** START OF Entries provided **

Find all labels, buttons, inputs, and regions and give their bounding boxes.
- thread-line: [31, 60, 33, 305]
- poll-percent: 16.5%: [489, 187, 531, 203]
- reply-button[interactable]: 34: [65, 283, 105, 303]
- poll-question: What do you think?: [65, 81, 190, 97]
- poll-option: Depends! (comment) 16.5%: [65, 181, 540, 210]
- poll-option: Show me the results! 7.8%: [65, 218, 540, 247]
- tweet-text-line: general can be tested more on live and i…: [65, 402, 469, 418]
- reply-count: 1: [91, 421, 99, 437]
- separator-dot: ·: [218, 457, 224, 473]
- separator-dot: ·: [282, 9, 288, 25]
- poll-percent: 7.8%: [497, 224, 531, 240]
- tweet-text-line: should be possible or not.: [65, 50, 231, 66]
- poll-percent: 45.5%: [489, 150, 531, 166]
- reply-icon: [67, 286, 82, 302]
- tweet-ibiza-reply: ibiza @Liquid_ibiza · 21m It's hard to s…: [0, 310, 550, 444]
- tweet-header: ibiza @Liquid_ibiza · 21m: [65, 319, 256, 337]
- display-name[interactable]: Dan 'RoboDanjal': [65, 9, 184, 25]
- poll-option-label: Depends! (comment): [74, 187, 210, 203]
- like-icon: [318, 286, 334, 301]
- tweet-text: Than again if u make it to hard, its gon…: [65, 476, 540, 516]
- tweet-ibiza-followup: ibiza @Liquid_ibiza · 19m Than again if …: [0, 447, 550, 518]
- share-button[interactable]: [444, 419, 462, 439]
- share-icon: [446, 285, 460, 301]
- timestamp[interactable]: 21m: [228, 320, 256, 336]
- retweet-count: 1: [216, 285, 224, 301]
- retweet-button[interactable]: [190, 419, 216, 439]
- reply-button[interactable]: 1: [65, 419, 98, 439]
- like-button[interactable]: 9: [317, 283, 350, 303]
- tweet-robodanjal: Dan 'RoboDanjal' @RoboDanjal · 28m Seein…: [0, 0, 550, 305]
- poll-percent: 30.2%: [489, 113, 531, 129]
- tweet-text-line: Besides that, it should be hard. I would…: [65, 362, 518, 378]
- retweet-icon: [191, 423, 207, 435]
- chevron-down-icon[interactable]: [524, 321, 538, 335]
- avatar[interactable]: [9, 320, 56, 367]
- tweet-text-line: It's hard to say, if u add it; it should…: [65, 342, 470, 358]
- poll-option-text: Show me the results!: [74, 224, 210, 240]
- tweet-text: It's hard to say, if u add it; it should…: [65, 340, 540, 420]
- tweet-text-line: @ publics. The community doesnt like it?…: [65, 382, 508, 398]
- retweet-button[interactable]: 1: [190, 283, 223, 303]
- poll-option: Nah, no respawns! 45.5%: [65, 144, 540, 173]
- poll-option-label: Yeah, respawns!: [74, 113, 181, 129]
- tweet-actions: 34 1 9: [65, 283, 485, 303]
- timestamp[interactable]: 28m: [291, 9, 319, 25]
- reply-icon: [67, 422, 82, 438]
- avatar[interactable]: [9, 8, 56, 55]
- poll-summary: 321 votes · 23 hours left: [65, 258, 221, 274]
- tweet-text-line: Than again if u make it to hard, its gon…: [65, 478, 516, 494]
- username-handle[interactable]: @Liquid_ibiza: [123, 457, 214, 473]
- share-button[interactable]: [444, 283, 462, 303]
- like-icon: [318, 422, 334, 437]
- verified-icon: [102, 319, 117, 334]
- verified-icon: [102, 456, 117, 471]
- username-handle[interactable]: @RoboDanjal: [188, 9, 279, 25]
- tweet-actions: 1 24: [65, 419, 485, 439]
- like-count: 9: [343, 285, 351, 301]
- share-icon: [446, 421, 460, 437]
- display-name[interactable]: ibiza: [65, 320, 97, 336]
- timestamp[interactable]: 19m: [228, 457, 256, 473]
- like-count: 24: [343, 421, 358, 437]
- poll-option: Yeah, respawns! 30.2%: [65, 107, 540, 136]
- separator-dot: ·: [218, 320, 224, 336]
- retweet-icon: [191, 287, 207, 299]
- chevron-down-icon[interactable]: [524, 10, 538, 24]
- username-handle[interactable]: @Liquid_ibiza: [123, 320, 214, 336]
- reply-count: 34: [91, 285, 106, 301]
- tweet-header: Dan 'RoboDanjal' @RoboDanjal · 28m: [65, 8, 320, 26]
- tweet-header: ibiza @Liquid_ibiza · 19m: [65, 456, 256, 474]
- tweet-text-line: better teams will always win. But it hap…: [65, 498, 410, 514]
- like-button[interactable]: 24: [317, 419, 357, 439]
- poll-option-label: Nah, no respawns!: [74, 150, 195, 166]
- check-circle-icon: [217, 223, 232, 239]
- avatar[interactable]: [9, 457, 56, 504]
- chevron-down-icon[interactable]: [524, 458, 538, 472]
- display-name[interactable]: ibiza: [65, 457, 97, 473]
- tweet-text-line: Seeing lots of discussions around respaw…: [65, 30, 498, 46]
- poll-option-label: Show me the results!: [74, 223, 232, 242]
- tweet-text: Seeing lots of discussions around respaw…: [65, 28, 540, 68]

** END OF Entries provided **

=== What you will do ===
Put every line of the material above into a Markdown table with the columns "Row" and "Line," numbering each row and leaving out blank lines.

=== Output ===
| Row | Line |
|---|---|
| 1 | Find all labels, buttons, inputs, and regions and give their bounding boxes. |
| 2 | - thread-line: [31, 60, 33, 305] |
| 3 | - poll-percent: 16.5%: [489, 187, 531, 203] |
| 4 | - reply-button[interactable]: 34: [65, 283, 105, 303] |
| 5 | - poll-question: What do you think?: [65, 81, 190, 97] |
| 6 | - poll-option: Depends! (comment) 16.5%: [65, 181, 540, 210] |
| 7 | - poll-option: Show me the results! 7.8%: [65, 218, 540, 247] |
| 8 | - tweet-text-line: general can be tested more on live and i…: [65, 402, 469, 418] |
| 9 | - reply-count: 1: [91, 421, 99, 437] |
| 10 | - separator-dot: ·: [218, 457, 224, 473] |
| 11 | - separator-dot: ·: [282, 9, 288, 25] |
| 12 | - poll-percent: 7.8%: [497, 224, 531, 240] |
| 13 | - tweet-text-line: should be possible or not.: [65, 50, 231, 66] |
| 14 | - poll-percent: 45.5%: [489, 150, 531, 166] |
| 15 | - reply-icon: [67, 286, 82, 302] |
| 16 | - tweet-ibiza-reply: ibiza @Liquid_ibiza · 21m It's hard to s…: [0, 310, 550, 444] |
| 17 | - tweet-header: ibiza @Liquid_ibiza · 21m: [65, 319, 256, 337] |
| 18 | - display-name[interactable]: Dan 'RoboDanjal': [65, 9, 184, 25] |
| 19 | - poll-option-label: Depends! (comment): [74, 187, 210, 203] |
| 20 | - like-icon: [318, 286, 334, 301] |
| 21 | - tweet-text: Than again if u make it to hard, its gon…: [65, 476, 540, 516] |
| 22 | - tweet-ibiza-followup: ibiza @Liquid_ibiza · 19m Than again if …: [0, 447, 550, 518] |
| 23 | - share-button[interactable]: [444, 419, 462, 439] |
| 24 | - share-icon: [446, 285, 460, 301] |
| 25 | - timestamp[interactable]: 21m: [228, 320, 256, 336] |
| 26 | - retweet-count: 1: [216, 285, 224, 301] |
| 27 | - retweet-button[interactable]: [190, 419, 216, 439] |
| 28 | - reply-button[interactable]: 1: [65, 419, 98, 439] |
| 29 | - like-button[interactable]: 9: [317, 283, 350, 303] |
| 30 | - tweet-robodanjal: Dan 'RoboDanjal' @RoboDanjal · 28m Seein…: [0, 0, 550, 305] |
| 31 | - poll-percent: 30.2%: [489, 113, 531, 129] |
| 32 | - tweet-text-line: Besides that, it should be hard. I would…: [65, 362, 518, 378] |
| 33 | - retweet-icon: [191, 423, 207, 435] |
| 34 | - chevron-down-icon[interactable]: [524, 321, 538, 335] |
| 35 | - avatar[interactable]: [9, 320, 56, 367] |
| 36 | - tweet-text-line: It's hard to say, if u add it; it should…: [65, 342, 470, 358] |
| 37 | - poll-option-text: Show me the results!: [74, 224, 210, 240] |
| 38 | - tweet-text: It's hard to say, if u add it; it should…: [65, 340, 540, 420] |
| 39 | - tweet-text-line: @ publics. The community doesnt like it?…: [65, 382, 508, 398] |
| 40 | - retweet-button[interactable]: 1: [190, 283, 223, 303] |
| 41 | - poll-option: Nah, no respawns! 45.5%: [65, 144, 540, 173] |
| 42 | - poll-option-label: Yeah, respawns!: [74, 113, 181, 129] |
| 43 | - tweet-actions: 34 1 9: [65, 283, 485, 303] |
| 44 | - timestamp[interactable]: 28m: [291, 9, 319, 25] |
| 45 | - reply-icon: [67, 422, 82, 438] |
| 46 | - avatar[interactable]: [9, 8, 56, 55] |
| 47 | - poll-summary: 321 votes · 23 hours left: [65, 258, 221, 274] |
| 48 | - tweet-text-line: Than again if u make it to hard, its gon…: [65, 478, 516, 494] |
| 49 | - username-handle[interactable]: @Liquid_ibiza: [123, 457, 214, 473] |
| 50 | - share-button[interactable]: [444, 283, 462, 303] |
| 51 | - like-icon: [318, 422, 334, 437] |
| 52 | - verified-icon: [102, 319, 117, 334] |
| 53 | - verified-icon: [102, 456, 117, 471] |
| 54 | - username-handle[interactable]: @RoboDanjal: [188, 9, 279, 25] |
| 55 | - tweet-actions: 1 24: [65, 419, 485, 439] |
| 56 | - like-count: 9: [343, 285, 351, 301] |
| 57 | - share-icon: [446, 421, 460, 437] |
| 58 | - display-name[interactable]: ibiza: [65, 320, 97, 336] |
| 59 | - timestamp[interactable]: 19m: [228, 457, 256, 473] |
| 60 | - like-count: 24: [343, 421, 358, 437] |
| 61 | - poll-option: Yeah, respawns! 30.2%: [65, 107, 540, 136] |
| 62 | - separator-dot: ·: [218, 320, 224, 336] |
| 63 | - retweet-icon: [191, 287, 207, 299] |
| 64 | - chevron-down-icon[interactable]: [524, 10, 538, 24] |
| 65 | - username-handle[interactable]: @Liquid_ibiza: [123, 320, 214, 336] |
| 66 | - reply-count: 34: [91, 285, 106, 301] |
| 67 | - tweet-header: Dan 'RoboDanjal' @RoboDanjal · 28m: [65, 8, 320, 26] |
| 68 | - tweet-header: ibiza @Liquid_ibiza · 19m: [65, 456, 256, 474] |
| 69 | - tweet-text-line: better teams will always win. But it hap…: [65, 498, 410, 514] |
| 70 | - like-button[interactable]: 24: [317, 419, 357, 439] |
| 71 | - poll-option-label: Nah, no respawns!: [74, 150, 195, 166] |
| 72 | - check-circle-icon: [217, 223, 232, 239] |
| 73 | - avatar[interactable]: [9, 457, 56, 504] |
| 74 | - chevron-down-icon[interactable]: [524, 458, 538, 472] |
| 75 | - display-name[interactable]: ibiza: [65, 457, 97, 473] |
| 76 | - tweet-text-line: Seeing lots of discussions around respaw…: [65, 30, 498, 46] |
| 77 | - poll-option-label: Show me the results!: [74, 223, 232, 242] |
| 78 | - tweet-text: Seeing lots of discussions around respaw…: [65, 28, 540, 68] |